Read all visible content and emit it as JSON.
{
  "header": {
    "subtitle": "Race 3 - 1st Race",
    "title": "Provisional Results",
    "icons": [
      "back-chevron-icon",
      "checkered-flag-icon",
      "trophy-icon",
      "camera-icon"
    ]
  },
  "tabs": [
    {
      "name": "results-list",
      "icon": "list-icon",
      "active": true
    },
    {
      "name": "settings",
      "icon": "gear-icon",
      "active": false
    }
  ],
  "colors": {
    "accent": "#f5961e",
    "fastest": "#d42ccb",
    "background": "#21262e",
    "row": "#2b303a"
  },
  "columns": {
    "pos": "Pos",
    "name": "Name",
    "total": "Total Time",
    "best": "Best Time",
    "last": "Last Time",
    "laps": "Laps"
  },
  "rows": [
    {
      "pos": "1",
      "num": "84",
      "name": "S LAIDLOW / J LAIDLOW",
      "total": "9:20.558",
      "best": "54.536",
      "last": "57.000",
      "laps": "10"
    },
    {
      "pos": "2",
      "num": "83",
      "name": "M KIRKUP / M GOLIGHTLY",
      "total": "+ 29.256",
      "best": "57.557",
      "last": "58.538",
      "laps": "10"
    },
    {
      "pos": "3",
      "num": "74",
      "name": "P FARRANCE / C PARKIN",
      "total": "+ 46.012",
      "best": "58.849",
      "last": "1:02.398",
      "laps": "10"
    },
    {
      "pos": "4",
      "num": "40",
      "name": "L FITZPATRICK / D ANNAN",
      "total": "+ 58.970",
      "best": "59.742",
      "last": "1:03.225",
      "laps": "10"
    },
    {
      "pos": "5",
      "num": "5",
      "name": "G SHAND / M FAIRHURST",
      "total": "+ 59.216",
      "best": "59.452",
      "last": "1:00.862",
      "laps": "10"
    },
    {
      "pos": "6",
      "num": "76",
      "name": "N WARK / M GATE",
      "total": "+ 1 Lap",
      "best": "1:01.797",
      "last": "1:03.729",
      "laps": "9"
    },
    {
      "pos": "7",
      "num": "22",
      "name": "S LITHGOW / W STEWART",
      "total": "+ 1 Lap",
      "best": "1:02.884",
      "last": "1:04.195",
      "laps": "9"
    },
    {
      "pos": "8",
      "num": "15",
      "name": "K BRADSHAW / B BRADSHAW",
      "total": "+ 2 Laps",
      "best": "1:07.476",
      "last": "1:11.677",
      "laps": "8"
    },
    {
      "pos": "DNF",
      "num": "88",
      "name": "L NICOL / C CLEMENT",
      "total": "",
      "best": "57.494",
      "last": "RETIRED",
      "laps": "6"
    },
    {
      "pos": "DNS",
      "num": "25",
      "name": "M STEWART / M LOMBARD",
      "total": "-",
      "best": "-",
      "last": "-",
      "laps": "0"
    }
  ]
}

==============================

Given problem: Each line above that includes "last" should be shown.

Response to this exercise:
    "last": "Last Time",
      "last": "57.000",
      "last": "58.538",
      "last": "1:02.398",
      "last": "1:03.225",
      "last": "1:00.862",
      "last": "1:03.729",
      "last": "1:04.195",
      "last": "1:11.677",
      "last": "RETIRED",
      "last": "-",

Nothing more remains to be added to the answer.